● Action item: Word for word, copy the records and drop the pictures.

● Data records:
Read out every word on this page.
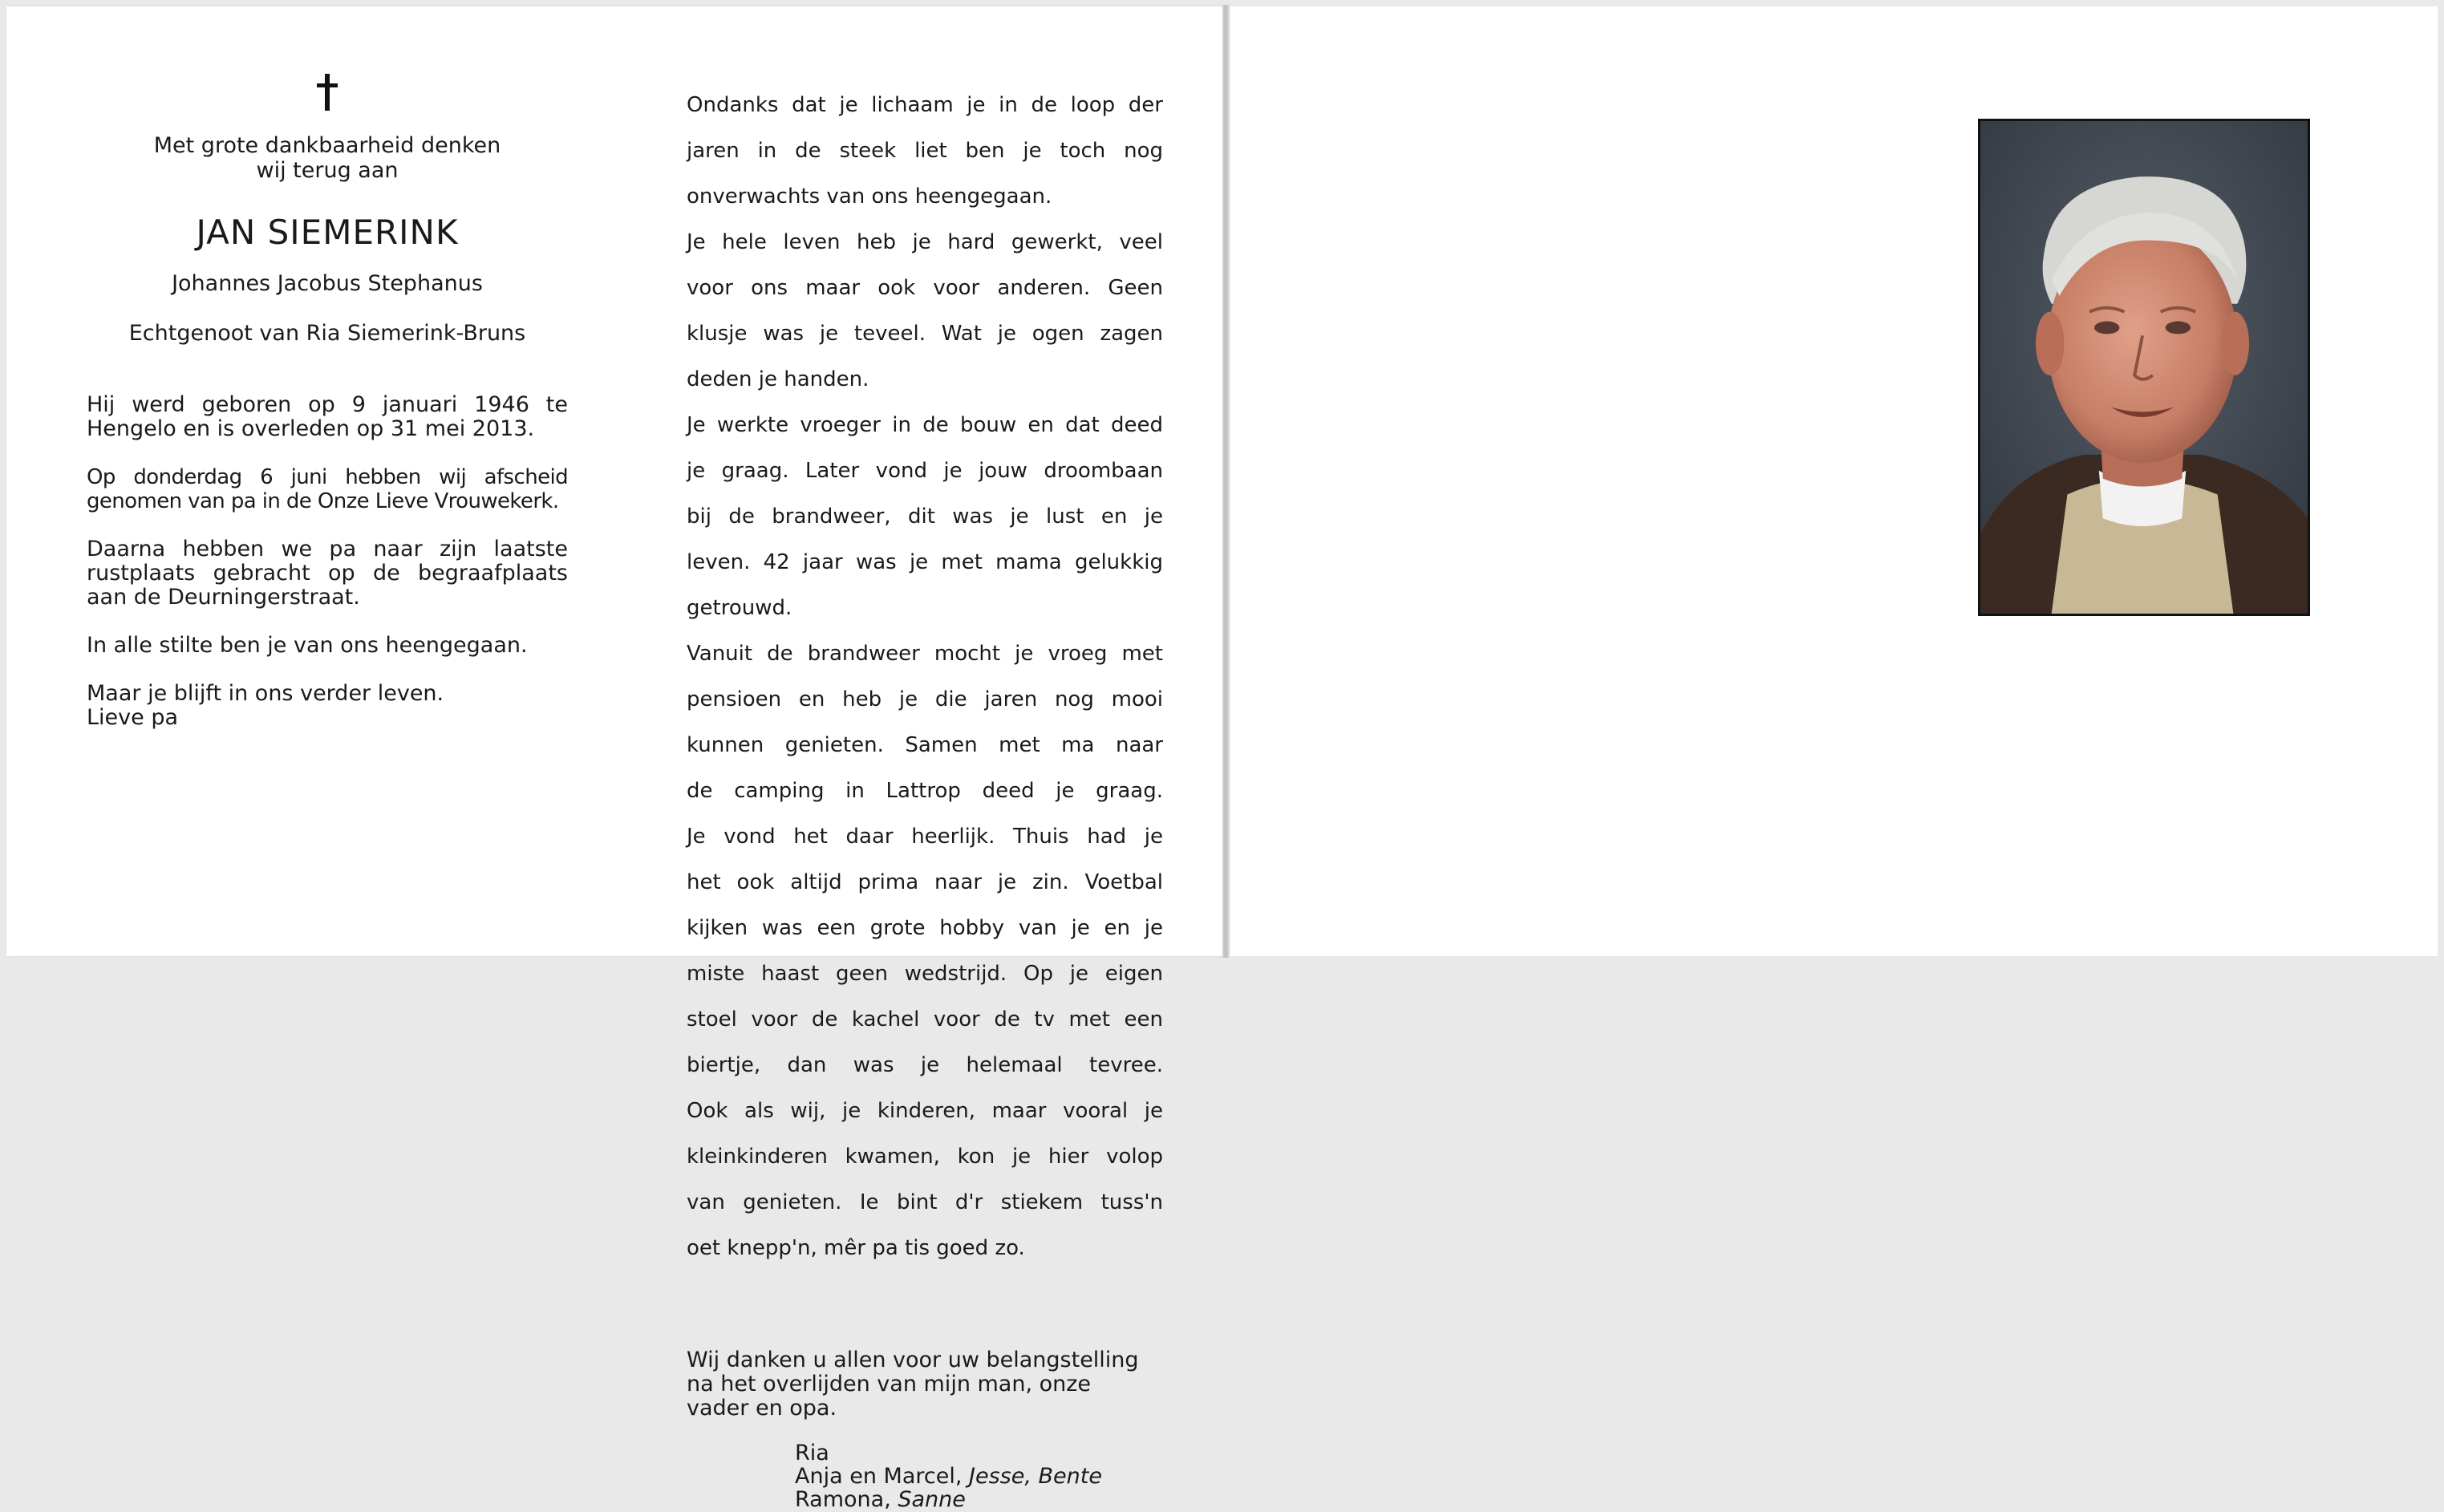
Met grote dankbaarheid denken
wij terug aan
JAN SIEMERINK
Johannes Jacobus Stephanus
Echtgenoot van Ria Siemerink-Bruns

Hij werd geboren op 9 januari 1946 te Hengelo en is overleden op 31 mei 2013.

Op donderdag 6 juni hebben wij afscheid genomen van pa in de Onze Lieve Vrouwekerk.

Daarna hebben we pa naar zijn laatste rustplaats gebracht op de begraafplaats aan de Deurningerstraat.

In alle stilte ben je van ons heengegaan.

Maar je blijft in ons verder leven.

Lieve pa

Ondanks dat je lichaam je in de loop der

jaren in de steek liet ben je toch nog

onverwachts van ons heengegaan.

Je hele leven heb je hard gewerkt, veel

voor ons maar ook voor anderen. Geen

klusje was je teveel. Wat je ogen zagen

deden je handen.

Je werkte vroeger in de bouw en dat deed

je graag. Later vond je jouw droombaan

bij de brandweer, dit was je lust en je

leven. 42 jaar was je met mama gelukkig

getrouwd.

Vanuit de brandweer mocht je vroeg met

pensioen en heb je die jaren nog mooi

kunnen genieten. Samen met ma naar

de camping in Lattrop deed je graag.

Je vond het daar heerlijk. Thuis had je

het ook altijd prima naar je zin. Voetbal

kijken was een grote hobby van je en je

miste haast geen wedstrijd. Op je eigen

stoel voor de kachel voor de tv met een

biertje, dan was je helemaal tevree.

Ook als wij, je kinderen, maar vooral je

kleinkinderen kwamen, kon je hier volop

van genieten. Ie bint d'r stiekem tuss'n

oet knepp'n, mêr pa tis goed zo.

Wij danken u allen voor uw belangstelling
na het overlijden van mijn man, onze
vader en opa.
Ria
Anja en Marcel, Jesse, Bente
Ramona, Sanne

● Written answer:
Read out every word on this page.
Met grote dankbaarheid denken
wij terug aan
JAN SIEMERINK
Johannes Jacobus Stephanus
Echtgenoot van Ria Siemerink-Bruns

Hij werd geboren op 9 januari 1946 te Hengelo en is overleden op 31 mei 2013.

Op donderdag 6 juni hebben wij afscheid genomen van pa in de Onze Lieve Vrouwekerk.

Daarna hebben we pa naar zijn laatste rustplaats gebracht op de begraafplaats aan de Deurningerstraat.

In alle stilte ben je van ons heengegaan.

Maar je blijft in ons verder leven.

Lieve pa

Ondanks dat je lichaam je in de loop der

jaren in de steek liet ben je toch nog

onverwachts van ons heengegaan.

Je hele leven heb je hard gewerkt, veel

voor ons maar ook voor anderen. Geen

klusje was je teveel. Wat je ogen zagen

deden je handen.

Je werkte vroeger in de bouw en dat deed

je graag. Later vond je jouw droombaan

bij de brandweer, dit was je lust en je

leven. 42 jaar was je met mama gelukkig

getrouwd.

Vanuit de brandweer mocht je vroeg met

pensioen en heb je die jaren nog mooi

kunnen genieten. Samen met ma naar

de camping in Lattrop deed je graag.

Je vond het daar heerlijk. Thuis had je

het ook altijd prima naar je zin. Voetbal

kijken was een grote hobby van je en je

miste haast geen wedstrijd. Op je eigen

stoel voor de kachel voor de tv met een

biertje, dan was je helemaal tevree.

Ook als wij, je kinderen, maar vooral je

kleinkinderen kwamen, kon je hier volop

van genieten. Ie bint d'r stiekem tuss'n

oet knepp'n, mêr pa tis goed zo.

Wij danken u allen voor uw belangstelling
na het overlijden van mijn man, onze
vader en opa.
Ria
Anja en Marcel, Jesse, Bente
Ramona, Sanne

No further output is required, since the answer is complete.